══ MATERIAL FOR THE TASK ══

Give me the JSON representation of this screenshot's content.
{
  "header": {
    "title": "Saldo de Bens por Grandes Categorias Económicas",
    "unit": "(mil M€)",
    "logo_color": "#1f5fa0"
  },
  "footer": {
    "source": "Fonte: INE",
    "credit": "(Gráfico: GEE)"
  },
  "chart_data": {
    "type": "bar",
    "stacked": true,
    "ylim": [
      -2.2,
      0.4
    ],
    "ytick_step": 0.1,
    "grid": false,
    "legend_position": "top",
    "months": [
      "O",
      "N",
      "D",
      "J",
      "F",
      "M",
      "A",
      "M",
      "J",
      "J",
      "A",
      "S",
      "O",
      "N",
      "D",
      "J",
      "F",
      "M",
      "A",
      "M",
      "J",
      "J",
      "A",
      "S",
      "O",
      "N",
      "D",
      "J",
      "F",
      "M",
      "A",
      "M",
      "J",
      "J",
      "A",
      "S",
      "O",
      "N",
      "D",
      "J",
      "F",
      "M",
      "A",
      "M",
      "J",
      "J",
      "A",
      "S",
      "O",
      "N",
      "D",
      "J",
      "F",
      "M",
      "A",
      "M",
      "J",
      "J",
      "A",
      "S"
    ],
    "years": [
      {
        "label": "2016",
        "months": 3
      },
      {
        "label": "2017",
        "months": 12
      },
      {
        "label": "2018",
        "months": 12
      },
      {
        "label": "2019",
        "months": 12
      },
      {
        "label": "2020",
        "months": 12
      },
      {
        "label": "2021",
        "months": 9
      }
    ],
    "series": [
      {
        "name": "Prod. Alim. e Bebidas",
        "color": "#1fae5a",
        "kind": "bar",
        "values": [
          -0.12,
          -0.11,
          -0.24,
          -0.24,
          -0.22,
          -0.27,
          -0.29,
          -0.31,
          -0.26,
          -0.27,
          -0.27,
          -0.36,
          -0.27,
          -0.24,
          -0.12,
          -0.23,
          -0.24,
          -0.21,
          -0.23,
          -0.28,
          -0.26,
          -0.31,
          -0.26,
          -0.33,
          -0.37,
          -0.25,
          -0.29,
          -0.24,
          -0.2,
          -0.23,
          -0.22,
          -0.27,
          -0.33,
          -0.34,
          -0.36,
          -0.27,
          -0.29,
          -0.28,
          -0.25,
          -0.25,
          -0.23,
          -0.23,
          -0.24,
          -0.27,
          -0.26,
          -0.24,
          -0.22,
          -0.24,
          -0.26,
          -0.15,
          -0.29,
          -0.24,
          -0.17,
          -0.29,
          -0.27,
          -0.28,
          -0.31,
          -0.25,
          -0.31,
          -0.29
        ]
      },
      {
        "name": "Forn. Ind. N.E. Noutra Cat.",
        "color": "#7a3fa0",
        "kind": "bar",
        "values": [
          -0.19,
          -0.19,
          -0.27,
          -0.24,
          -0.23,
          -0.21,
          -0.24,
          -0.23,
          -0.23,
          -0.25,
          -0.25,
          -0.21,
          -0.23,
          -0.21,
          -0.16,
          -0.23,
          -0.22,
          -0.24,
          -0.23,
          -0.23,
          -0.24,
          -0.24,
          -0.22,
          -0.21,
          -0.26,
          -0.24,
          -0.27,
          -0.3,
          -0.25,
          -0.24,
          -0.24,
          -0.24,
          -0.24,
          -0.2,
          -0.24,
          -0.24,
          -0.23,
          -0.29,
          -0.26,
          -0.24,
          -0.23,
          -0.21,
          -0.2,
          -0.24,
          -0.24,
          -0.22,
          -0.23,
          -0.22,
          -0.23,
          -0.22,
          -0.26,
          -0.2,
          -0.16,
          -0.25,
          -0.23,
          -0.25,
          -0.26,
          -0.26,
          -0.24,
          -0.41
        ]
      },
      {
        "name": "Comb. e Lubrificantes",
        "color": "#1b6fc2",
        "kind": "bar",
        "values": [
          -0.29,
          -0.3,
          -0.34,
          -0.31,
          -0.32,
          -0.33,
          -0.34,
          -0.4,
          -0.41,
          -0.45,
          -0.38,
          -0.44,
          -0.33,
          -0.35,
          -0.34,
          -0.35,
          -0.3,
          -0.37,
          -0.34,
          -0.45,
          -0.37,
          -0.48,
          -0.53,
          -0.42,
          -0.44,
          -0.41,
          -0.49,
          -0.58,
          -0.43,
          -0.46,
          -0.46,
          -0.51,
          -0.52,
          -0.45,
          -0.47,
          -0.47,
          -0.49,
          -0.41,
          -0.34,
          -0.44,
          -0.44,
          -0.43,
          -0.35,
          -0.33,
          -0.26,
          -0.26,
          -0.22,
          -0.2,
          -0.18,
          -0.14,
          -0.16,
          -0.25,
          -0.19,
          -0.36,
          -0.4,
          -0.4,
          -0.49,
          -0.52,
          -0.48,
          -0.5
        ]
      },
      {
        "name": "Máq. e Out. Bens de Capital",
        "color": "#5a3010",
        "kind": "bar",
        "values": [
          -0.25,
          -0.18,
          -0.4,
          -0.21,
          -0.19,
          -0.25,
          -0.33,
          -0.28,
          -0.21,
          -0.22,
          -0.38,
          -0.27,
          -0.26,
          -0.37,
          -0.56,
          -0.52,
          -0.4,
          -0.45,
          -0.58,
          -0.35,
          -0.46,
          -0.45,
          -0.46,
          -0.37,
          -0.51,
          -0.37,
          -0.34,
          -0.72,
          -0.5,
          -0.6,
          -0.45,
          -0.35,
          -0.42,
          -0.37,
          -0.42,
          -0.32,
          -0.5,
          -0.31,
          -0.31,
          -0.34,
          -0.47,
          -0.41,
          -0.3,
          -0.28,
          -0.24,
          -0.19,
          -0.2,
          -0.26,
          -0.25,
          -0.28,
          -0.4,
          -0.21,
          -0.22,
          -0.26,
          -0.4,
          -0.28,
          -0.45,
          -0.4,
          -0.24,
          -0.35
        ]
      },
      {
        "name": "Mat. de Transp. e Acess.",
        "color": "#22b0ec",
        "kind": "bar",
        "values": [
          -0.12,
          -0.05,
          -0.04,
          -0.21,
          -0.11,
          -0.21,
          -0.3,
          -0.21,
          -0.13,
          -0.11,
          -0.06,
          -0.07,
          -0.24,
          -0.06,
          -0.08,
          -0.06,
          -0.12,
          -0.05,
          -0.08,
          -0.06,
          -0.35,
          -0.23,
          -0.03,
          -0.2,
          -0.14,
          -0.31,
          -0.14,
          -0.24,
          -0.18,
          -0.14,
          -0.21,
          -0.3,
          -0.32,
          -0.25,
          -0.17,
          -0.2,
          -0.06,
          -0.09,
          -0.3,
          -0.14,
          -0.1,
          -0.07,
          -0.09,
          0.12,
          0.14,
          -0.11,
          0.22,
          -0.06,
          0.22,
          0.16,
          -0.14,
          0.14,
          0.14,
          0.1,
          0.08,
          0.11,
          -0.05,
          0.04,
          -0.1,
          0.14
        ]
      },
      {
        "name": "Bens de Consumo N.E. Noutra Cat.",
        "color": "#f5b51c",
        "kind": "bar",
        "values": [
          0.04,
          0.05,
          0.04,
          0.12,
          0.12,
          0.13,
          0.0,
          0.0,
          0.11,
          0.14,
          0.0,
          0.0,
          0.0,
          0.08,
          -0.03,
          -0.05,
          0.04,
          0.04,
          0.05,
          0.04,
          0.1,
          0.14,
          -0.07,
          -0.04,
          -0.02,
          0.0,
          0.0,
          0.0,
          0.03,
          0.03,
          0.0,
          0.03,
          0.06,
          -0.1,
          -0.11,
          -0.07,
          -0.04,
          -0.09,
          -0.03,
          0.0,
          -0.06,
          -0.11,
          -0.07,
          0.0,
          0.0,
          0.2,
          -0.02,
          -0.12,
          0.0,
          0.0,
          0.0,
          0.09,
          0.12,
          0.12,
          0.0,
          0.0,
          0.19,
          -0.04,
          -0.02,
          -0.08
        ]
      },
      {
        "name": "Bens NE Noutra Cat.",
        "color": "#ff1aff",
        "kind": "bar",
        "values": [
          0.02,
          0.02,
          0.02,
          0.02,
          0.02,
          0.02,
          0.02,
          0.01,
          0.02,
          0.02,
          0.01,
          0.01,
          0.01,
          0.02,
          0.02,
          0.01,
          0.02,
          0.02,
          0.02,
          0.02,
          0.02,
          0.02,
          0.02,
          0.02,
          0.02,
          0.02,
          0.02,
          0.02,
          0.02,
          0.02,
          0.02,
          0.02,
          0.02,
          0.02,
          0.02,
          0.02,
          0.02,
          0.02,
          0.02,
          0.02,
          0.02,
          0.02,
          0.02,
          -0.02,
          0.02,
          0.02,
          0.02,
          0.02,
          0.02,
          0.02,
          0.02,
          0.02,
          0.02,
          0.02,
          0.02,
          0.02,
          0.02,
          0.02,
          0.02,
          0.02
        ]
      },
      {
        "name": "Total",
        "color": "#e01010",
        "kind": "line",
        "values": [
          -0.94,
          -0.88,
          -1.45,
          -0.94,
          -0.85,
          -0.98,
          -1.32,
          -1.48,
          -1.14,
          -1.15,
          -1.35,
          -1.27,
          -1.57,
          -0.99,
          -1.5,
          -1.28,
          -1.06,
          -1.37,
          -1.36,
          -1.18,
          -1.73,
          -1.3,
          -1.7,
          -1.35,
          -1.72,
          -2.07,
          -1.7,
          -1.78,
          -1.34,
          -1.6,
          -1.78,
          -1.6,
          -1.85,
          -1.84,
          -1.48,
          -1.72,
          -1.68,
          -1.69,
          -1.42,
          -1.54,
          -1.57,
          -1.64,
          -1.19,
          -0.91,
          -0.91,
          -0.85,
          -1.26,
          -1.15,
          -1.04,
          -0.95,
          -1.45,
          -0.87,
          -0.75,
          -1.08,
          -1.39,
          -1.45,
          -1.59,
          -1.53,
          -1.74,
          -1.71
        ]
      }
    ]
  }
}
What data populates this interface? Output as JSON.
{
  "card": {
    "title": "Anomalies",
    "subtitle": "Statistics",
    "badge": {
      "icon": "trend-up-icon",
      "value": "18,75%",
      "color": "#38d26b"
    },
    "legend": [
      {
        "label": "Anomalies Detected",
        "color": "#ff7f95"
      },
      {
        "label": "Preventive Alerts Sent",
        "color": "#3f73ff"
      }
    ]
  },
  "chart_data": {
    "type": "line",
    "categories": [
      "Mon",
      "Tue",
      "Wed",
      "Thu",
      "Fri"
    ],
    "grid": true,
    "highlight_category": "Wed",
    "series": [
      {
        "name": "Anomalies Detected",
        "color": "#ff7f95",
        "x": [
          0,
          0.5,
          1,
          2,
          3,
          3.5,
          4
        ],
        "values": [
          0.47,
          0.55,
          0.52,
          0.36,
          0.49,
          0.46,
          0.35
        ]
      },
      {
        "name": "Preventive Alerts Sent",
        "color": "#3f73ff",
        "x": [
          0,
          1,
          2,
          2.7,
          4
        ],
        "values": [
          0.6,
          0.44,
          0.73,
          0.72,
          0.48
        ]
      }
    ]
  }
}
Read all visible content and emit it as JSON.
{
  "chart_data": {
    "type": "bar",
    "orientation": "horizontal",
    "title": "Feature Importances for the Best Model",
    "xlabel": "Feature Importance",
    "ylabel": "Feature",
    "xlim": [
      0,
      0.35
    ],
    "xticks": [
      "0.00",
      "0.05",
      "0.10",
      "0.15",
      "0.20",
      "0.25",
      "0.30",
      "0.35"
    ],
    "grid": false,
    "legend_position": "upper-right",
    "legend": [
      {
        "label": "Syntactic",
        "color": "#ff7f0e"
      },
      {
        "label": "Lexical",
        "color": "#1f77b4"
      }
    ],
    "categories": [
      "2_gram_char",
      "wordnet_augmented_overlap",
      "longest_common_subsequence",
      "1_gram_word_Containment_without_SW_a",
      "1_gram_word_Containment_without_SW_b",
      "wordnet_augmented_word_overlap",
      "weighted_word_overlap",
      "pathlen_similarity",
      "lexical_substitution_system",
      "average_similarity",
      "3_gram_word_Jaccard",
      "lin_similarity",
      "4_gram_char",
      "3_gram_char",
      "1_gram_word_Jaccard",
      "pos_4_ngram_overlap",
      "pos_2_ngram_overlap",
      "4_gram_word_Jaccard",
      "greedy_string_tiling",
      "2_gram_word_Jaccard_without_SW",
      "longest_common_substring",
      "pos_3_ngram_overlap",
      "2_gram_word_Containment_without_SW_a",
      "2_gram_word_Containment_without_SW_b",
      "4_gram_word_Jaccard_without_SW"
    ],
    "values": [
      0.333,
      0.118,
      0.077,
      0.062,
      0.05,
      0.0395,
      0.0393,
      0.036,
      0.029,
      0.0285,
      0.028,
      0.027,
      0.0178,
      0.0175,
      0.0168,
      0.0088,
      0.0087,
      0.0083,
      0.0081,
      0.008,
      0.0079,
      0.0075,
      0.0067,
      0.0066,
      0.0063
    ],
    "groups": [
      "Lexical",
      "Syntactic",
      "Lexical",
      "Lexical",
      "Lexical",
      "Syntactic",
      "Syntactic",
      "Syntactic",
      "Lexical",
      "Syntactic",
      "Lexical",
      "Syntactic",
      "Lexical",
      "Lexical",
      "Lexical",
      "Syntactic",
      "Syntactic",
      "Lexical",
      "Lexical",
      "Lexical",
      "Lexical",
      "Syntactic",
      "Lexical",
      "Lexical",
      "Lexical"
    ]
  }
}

═══

◆ TASK GOAL ◆
Of all the lines in the data above, state how many include "Alerts". Say only the number.

◆ THE RESULT ◆
2